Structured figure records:
▬▬▬▬▬▬

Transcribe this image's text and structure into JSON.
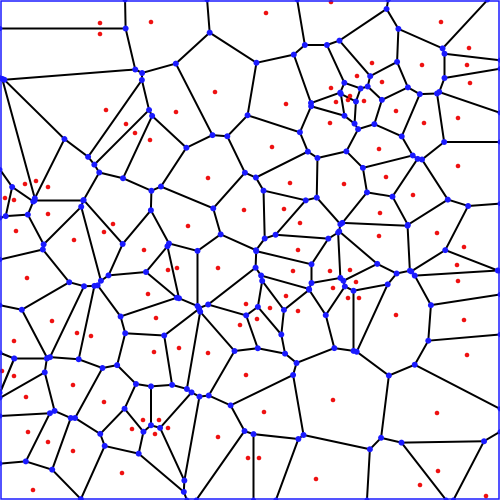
{
  "diagram": {
    "type": "voronoi",
    "site_count": 101,
    "colors": {
      "background": "#ffffff",
      "edge": "#000000",
      "site": "#ee1111",
      "vertex": "#1a1aff",
      "frame": "#1a1aff"
    }
  }
}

▬▬▬▬▬▬

> Short problem
Make an exact copy of all the material, but keep the pictures out of it.

> Task solution
Transcribe this image's text and structure into JSON.
{
  "diagram": {
    "type": "voronoi",
    "site_count": 101,
    "colors": {
      "background": "#ffffff",
      "edge": "#000000",
      "site": "#ee1111",
      "vertex": "#1a1aff",
      "frame": "#1a1aff"
    }
  }
}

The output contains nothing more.